Problem details => Only a number is wanted. Count the lines holding the string "color".

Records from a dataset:
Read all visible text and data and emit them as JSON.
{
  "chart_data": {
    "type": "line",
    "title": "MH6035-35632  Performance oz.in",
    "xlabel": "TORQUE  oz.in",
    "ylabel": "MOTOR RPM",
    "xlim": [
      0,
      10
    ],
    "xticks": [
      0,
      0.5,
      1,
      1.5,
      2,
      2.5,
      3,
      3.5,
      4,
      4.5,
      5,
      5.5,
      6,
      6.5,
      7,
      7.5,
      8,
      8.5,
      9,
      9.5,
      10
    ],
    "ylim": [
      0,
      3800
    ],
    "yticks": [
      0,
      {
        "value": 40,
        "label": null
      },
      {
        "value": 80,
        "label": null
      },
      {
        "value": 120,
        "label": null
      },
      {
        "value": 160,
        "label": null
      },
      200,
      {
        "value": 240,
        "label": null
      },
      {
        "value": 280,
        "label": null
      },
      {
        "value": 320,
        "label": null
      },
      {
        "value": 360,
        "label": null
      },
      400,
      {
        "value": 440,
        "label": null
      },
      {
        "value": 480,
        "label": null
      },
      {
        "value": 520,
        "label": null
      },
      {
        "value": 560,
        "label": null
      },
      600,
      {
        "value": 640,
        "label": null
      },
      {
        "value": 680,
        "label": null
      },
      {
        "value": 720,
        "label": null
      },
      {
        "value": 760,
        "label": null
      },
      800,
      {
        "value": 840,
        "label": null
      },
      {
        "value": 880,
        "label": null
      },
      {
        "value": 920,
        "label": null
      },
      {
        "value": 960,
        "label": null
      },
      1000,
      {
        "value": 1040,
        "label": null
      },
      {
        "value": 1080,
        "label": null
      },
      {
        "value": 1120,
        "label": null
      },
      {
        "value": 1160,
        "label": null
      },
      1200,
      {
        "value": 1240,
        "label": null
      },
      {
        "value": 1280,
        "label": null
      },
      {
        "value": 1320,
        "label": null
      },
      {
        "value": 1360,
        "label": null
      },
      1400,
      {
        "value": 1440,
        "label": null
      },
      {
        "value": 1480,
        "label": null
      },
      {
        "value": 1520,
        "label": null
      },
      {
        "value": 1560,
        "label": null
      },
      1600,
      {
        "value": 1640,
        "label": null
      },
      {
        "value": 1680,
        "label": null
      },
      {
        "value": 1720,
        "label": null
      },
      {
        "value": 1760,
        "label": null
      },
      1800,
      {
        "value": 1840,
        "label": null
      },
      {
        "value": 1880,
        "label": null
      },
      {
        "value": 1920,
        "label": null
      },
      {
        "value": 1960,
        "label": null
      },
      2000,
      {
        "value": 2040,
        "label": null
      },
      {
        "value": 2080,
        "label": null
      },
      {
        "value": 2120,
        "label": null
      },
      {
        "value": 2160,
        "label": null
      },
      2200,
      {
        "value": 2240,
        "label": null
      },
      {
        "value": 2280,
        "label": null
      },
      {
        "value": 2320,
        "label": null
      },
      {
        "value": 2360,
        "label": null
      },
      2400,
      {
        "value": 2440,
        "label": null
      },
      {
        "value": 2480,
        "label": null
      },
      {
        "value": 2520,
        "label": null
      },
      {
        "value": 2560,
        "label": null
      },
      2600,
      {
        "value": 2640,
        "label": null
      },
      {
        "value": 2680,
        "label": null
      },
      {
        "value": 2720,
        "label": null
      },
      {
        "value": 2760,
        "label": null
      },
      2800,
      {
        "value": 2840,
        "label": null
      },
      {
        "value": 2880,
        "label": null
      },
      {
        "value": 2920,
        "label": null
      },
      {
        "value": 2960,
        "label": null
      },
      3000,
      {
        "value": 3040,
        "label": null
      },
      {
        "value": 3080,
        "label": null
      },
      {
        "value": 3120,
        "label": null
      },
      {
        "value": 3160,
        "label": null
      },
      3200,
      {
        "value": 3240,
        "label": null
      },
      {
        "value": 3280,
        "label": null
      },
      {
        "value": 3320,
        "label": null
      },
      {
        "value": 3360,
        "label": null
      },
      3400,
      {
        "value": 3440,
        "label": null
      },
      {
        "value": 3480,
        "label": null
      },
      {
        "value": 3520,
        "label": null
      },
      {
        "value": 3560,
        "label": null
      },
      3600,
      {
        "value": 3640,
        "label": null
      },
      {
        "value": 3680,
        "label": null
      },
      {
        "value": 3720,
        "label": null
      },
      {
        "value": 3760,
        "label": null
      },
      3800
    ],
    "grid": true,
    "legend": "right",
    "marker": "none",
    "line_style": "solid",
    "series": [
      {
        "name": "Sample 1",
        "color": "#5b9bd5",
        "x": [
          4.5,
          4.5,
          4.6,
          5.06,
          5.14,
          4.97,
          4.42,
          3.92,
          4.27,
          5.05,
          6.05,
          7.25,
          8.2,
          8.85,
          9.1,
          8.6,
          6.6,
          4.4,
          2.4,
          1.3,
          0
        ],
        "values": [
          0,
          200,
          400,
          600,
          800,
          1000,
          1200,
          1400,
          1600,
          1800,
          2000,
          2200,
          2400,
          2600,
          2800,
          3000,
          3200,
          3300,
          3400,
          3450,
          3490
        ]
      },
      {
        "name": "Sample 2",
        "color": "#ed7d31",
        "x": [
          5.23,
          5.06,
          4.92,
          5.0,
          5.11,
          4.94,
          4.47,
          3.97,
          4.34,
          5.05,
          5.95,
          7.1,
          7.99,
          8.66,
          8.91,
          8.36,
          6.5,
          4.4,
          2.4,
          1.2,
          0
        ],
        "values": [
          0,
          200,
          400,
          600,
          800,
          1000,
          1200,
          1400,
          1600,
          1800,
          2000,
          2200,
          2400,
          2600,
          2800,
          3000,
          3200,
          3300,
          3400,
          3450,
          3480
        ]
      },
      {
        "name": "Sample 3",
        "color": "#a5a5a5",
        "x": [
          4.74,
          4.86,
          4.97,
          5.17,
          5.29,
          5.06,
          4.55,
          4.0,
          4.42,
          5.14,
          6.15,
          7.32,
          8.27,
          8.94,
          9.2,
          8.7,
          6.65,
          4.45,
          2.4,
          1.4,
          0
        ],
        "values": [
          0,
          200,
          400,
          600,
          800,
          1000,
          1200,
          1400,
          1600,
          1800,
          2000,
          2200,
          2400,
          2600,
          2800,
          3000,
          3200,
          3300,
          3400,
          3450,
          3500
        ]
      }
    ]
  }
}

Task response => 3